[Exercise requirements]
Would you set down every entry shown below, precisely as written?

* start Provided records *

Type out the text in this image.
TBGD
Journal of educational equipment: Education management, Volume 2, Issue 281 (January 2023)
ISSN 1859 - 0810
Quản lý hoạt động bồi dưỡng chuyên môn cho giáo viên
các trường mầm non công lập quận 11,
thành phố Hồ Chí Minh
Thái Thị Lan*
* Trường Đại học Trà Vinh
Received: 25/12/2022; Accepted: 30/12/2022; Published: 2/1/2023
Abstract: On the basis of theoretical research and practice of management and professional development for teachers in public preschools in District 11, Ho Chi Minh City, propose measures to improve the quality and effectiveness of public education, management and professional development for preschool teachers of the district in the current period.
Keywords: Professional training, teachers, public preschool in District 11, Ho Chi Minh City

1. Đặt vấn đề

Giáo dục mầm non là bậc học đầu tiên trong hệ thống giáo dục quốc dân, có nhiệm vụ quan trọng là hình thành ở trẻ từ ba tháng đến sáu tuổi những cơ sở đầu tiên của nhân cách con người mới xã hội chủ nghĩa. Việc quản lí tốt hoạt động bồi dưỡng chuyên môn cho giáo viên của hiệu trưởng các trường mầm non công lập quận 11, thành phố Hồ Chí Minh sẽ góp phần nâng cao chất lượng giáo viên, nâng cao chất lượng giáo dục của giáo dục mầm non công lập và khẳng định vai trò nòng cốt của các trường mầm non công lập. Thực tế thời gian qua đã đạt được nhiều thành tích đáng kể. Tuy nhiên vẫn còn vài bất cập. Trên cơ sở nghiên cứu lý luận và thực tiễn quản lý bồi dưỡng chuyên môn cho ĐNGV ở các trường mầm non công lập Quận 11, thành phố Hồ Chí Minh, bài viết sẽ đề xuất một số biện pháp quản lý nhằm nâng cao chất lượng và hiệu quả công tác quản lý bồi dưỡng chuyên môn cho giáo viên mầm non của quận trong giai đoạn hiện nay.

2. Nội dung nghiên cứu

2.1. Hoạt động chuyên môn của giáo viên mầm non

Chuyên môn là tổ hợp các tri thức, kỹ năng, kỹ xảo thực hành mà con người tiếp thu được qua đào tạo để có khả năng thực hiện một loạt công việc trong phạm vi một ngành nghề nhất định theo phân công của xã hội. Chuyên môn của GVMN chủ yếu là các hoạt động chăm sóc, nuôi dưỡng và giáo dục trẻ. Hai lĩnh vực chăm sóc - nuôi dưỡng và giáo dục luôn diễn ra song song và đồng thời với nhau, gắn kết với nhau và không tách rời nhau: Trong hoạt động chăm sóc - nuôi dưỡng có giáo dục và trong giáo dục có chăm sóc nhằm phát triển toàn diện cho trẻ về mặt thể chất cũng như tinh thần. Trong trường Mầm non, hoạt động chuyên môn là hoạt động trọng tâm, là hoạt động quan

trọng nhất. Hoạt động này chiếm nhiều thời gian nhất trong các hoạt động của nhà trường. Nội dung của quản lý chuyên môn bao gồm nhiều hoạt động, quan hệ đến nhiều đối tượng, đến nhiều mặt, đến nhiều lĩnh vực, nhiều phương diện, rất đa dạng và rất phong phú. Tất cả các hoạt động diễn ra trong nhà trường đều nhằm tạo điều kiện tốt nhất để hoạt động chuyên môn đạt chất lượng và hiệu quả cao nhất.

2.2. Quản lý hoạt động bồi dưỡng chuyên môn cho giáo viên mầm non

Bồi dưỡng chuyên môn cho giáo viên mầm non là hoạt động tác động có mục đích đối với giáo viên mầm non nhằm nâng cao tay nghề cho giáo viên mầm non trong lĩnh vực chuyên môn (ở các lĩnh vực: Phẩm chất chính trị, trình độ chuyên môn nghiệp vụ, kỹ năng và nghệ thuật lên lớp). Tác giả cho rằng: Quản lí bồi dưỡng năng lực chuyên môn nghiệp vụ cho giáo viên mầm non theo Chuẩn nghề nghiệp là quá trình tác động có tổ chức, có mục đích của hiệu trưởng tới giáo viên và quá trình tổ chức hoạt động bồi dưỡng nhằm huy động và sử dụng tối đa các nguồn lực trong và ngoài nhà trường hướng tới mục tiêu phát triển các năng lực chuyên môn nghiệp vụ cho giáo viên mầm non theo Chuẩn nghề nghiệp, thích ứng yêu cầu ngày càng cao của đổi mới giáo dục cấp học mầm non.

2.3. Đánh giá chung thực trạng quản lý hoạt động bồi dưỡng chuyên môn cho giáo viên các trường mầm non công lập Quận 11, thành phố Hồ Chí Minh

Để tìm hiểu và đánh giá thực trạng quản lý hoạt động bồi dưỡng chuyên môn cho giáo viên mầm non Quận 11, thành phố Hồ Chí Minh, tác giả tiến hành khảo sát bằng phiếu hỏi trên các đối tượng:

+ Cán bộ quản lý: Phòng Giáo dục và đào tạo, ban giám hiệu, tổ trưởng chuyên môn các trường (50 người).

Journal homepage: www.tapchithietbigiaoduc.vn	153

* end Provided records *

[Full answer]
Type out the text in this image.
TBGD
Journal of educational equipment: Education management, Volume 2, Issue 281 (January 2023)
ISSN 1859 - 0810
Quản lý hoạt động bồi dưỡng chuyên môn cho giáo viên
các trường mầm non công lập quận 11,
thành phố Hồ Chí Minh
Thái Thị Lan*
* Trường Đại học Trà Vinh
Received: 25/12/2022; Accepted: 30/12/2022; Published: 2/1/2023
Abstract: On the basis of theoretical research and practice of management and professional development for teachers in public preschools in District 11, Ho Chi Minh City, propose measures to improve the quality and effectiveness of public education, management and professional development for preschool teachers of the district in the current period.
Keywords: Professional training, teachers, public preschool in District 11, Ho Chi Minh City

1. Đặt vấn đề

Giáo dục mầm non là bậc học đầu tiên trong hệ thống giáo dục quốc dân, có nhiệm vụ quan trọng là hình thành ở trẻ từ ba tháng đến sáu tuổi những cơ sở đầu tiên của nhân cách con người mới xã hội chủ nghĩa. Việc quản lí tốt hoạt động bồi dưỡng chuyên môn cho giáo viên của hiệu trưởng các trường mầm non công lập quận 11, thành phố Hồ Chí Minh sẽ góp phần nâng cao chất lượng giáo viên, nâng cao chất lượng giáo dục của giáo dục mầm non công lập và khẳng định vai trò nòng cốt của các trường mầm non công lập. Thực tế thời gian qua đã đạt được nhiều thành tích đáng kể. Tuy nhiên vẫn còn vài bất cập. Trên cơ sở nghiên cứu lý luận và thực tiễn quản lý bồi dưỡng chuyên môn cho ĐNGV ở các trường mầm non công lập Quận 11, thành phố Hồ Chí Minh, bài viết sẽ đề xuất một số biện pháp quản lý nhằm nâng cao chất lượng và hiệu quả công tác quản lý bồi dưỡng chuyên môn cho giáo viên mầm non của quận trong giai đoạn hiện nay.

2. Nội dung nghiên cứu

2.1. Hoạt động chuyên môn của giáo viên mầm non

Chuyên môn là tổ hợp các tri thức, kỹ năng, kỹ xảo thực hành mà con người tiếp thu được qua đào tạo để có khả năng thực hiện một loạt công việc trong phạm vi một ngành nghề nhất định theo phân công của xã hội. Chuyên môn của GVMN chủ yếu là các hoạt động chăm sóc, nuôi dưỡng và giáo dục trẻ. Hai lĩnh vực chăm sóc - nuôi dưỡng và giáo dục luôn diễn ra song song và đồng thời với nhau, gắn kết với nhau và không tách rời nhau: Trong hoạt động chăm sóc - nuôi dưỡng có giáo dục và trong giáo dục có chăm sóc nhằm phát triển toàn diện cho trẻ về mặt thể chất cũng như tinh thần. Trong trường Mầm non, hoạt động chuyên môn là hoạt động trọng tâm, là hoạt động quan

trọng nhất. Hoạt động này chiếm nhiều thời gian nhất trong các hoạt động của nhà trường. Nội dung của quản lý chuyên môn bao gồm nhiều hoạt động, quan hệ đến nhiều đối tượng, đến nhiều mặt, đến nhiều lĩnh vực, nhiều phương diện, rất đa dạng và rất phong phú. Tất cả các hoạt động diễn ra trong nhà trường đều nhằm tạo điều kiện tốt nhất để hoạt động chuyên môn đạt chất lượng và hiệu quả cao nhất.

2.2. Quản lý hoạt động bồi dưỡng chuyên môn cho giáo viên mầm non

Bồi dưỡng chuyên môn cho giáo viên mầm non là hoạt động tác động có mục đích đối với giáo viên mầm non nhằm nâng cao tay nghề cho giáo viên mầm non trong lĩnh vực chuyên môn (ở các lĩnh vực: Phẩm chất chính trị, trình độ chuyên môn nghiệp vụ, kỹ năng và nghệ thuật lên lớp). Tác giả cho rằng: Quản lí bồi dưỡng năng lực chuyên môn nghiệp vụ cho giáo viên mầm non theo Chuẩn nghề nghiệp là quá trình tác động có tổ chức, có mục đích của hiệu trưởng tới giáo viên và quá trình tổ chức hoạt động bồi dưỡng nhằm huy động và sử dụng tối đa các nguồn lực trong và ngoài nhà trường hướng tới mục tiêu phát triển các năng lực chuyên môn nghiệp vụ cho giáo viên mầm non theo Chuẩn nghề nghiệp, thích ứng yêu cầu ngày càng cao của đổi mới giáo dục cấp học mầm non.

2.3. Đánh giá chung thực trạng quản lý hoạt động bồi dưỡng chuyên môn cho giáo viên các trường mầm non công lập Quận 11, thành phố Hồ Chí Minh

Để tìm hiểu và đánh giá thực trạng quản lý hoạt động bồi dưỡng chuyên môn cho giáo viên mầm non Quận 11, thành phố Hồ Chí Minh, tác giả tiến hành khảo sát bằng phiếu hỏi trên các đối tượng:

+ Cán bộ quản lý: Phòng Giáo dục và đào tạo, ban giám hiệu, tổ trưởng chuyên môn các trường (50 người).

Journal homepage: www.tapchithietbigiaoduc.vn	153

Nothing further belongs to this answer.